__Data for processing__
^^^^
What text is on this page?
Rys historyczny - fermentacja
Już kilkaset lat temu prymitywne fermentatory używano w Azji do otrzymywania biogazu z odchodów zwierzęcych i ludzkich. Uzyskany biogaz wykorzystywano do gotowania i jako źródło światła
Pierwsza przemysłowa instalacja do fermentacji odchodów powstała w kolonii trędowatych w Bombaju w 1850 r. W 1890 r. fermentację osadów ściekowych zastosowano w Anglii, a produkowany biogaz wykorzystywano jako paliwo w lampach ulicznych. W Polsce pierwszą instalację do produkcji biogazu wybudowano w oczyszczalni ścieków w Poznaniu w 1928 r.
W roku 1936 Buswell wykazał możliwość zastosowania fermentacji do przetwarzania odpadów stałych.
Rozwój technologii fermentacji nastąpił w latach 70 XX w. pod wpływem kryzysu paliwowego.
^^^^
Reproduce the full listing above, character for character.

__Finished task__
What text is on this page?
Rys historyczny - fermentacja
Już kilkaset lat temu prymitywne fermentatory używano w Azji do otrzymywania biogazu z odchodów zwierzęcych i ludzkich. Uzyskany biogaz wykorzystywano do gotowania i jako źródło światła
Pierwsza przemysłowa instalacja do fermentacji odchodów powstała w kolonii trędowatych w Bombaju w 1850 r. W 1890 r. fermentację osadów ściekowych zastosowano w Anglii, a produkowany biogaz wykorzystywano jako paliwo w lampach ulicznych. W Polsce pierwszą instalację do produkcji biogazu wybudowano w oczyszczalni ścieków w Poznaniu w 1928 r.
W roku 1936 Buswell wykazał możliwość zastosowania fermentacji do przetwarzania odpadów stałych.
Rozwój technologii fermentacji nastąpił w latach 70 XX w. pod wpływem kryzysu paliwowego.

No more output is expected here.